### [Task description]
Return every line below in which "been" appears.
§ §
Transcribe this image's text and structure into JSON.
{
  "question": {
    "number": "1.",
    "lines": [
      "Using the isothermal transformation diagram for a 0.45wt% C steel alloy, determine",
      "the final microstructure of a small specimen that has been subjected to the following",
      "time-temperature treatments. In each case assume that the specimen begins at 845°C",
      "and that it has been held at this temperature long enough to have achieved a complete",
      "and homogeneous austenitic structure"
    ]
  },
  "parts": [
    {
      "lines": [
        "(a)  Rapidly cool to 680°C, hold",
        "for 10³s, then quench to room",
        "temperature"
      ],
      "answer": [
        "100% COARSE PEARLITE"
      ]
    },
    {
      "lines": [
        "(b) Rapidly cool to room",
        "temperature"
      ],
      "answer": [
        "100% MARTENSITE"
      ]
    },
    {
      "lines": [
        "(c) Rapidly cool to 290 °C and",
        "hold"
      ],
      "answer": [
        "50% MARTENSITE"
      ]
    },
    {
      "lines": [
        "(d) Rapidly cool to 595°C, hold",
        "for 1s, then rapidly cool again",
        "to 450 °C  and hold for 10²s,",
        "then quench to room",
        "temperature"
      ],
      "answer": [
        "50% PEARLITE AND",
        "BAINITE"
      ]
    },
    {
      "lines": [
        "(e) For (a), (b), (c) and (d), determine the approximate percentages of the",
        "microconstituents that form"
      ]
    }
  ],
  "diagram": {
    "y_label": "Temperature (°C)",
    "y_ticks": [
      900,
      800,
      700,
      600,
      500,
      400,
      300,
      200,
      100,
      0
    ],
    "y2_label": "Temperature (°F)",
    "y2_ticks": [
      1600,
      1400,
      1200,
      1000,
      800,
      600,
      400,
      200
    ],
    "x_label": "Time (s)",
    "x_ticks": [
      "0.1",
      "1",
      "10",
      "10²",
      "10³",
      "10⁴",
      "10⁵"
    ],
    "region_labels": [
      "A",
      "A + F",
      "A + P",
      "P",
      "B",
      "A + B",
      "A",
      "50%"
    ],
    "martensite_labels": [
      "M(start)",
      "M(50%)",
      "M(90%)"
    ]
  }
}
§ §
### [Solution for this exercise]
      "the final microstructure of a small specimen that has been subjected to the following",
      "and that it has been held at this temperature long enough to have achieved a complete",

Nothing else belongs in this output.